* begin Exercise data *

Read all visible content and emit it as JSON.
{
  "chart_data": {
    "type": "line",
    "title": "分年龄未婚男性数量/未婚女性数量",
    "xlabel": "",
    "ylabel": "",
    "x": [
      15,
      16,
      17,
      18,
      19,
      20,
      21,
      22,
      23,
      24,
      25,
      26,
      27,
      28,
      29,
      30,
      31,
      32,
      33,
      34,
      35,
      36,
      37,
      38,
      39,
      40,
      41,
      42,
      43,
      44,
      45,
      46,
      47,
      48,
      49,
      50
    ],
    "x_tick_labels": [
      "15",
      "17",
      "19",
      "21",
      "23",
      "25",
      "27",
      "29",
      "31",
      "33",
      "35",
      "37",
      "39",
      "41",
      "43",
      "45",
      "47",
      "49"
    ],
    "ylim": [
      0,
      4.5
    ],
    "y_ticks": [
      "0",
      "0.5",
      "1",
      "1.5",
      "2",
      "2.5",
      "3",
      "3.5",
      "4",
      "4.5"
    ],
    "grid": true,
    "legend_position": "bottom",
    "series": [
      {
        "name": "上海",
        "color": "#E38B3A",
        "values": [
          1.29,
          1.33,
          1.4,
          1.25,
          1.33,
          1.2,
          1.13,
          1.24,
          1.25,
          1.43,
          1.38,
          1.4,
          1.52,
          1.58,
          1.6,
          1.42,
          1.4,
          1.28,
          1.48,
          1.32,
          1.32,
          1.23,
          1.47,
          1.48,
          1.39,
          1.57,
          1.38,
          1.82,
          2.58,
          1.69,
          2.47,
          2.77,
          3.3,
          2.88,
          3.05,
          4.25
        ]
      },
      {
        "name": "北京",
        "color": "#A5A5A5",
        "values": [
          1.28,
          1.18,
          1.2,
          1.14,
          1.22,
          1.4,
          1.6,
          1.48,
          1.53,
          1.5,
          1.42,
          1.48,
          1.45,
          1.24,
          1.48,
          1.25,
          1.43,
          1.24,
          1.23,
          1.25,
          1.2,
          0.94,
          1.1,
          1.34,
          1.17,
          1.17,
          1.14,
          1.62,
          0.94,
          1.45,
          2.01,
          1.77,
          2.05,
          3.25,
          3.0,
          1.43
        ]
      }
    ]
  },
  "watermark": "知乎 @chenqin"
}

* end Exercise data *

Objective: Copy out the whole listing exactly; please set it all down.

Output for this exercise:
Read all visible content and emit it as JSON.
{
  "chart_data": {
    "type": "line",
    "title": "分年龄未婚男性数量/未婚女性数量",
    "xlabel": "",
    "ylabel": "",
    "x": [
      15,
      16,
      17,
      18,
      19,
      20,
      21,
      22,
      23,
      24,
      25,
      26,
      27,
      28,
      29,
      30,
      31,
      32,
      33,
      34,
      35,
      36,
      37,
      38,
      39,
      40,
      41,
      42,
      43,
      44,
      45,
      46,
      47,
      48,
      49,
      50
    ],
    "x_tick_labels": [
      "15",
      "17",
      "19",
      "21",
      "23",
      "25",
      "27",
      "29",
      "31",
      "33",
      "35",
      "37",
      "39",
      "41",
      "43",
      "45",
      "47",
      "49"
    ],
    "ylim": [
      0,
      4.5
    ],
    "y_ticks": [
      "0",
      "0.5",
      "1",
      "1.5",
      "2",
      "2.5",
      "3",
      "3.5",
      "4",
      "4.5"
    ],
    "grid": true,
    "legend_position": "bottom",
    "series": [
      {
        "name": "上海",
        "color": "#E38B3A",
        "values": [
          1.29,
          1.33,
          1.4,
          1.25,
          1.33,
          1.2,
          1.13,
          1.24,
          1.25,
          1.43,
          1.38,
          1.4,
          1.52,
          1.58,
          1.6,
          1.42,
          1.4,
          1.28,
          1.48,
          1.32,
          1.32,
          1.23,
          1.47,
          1.48,
          1.39,
          1.57,
          1.38,
          1.82,
          2.58,
          1.69,
          2.47,
          2.77,
          3.3,
          2.88,
          3.05,
          4.25
        ]
      },
      {
        "name": "北京",
        "color": "#A5A5A5",
        "values": [
          1.28,
          1.18,
          1.2,
          1.14,
          1.22,
          1.4,
          1.6,
          1.48,
          1.53,
          1.5,
          1.42,
          1.48,
          1.45,
          1.24,
          1.48,
          1.25,
          1.43,
          1.24,
          1.23,
          1.25,
          1.2,
          0.94,
          1.1,
          1.34,
          1.17,
          1.17,
          1.14,
          1.62,
          0.94,
          1.45,
          2.01,
          1.77,
          2.05,
          3.25,
          3.0,
          1.43
        ]
      }
    ]
  },
  "watermark": "知乎 @chenqin"
}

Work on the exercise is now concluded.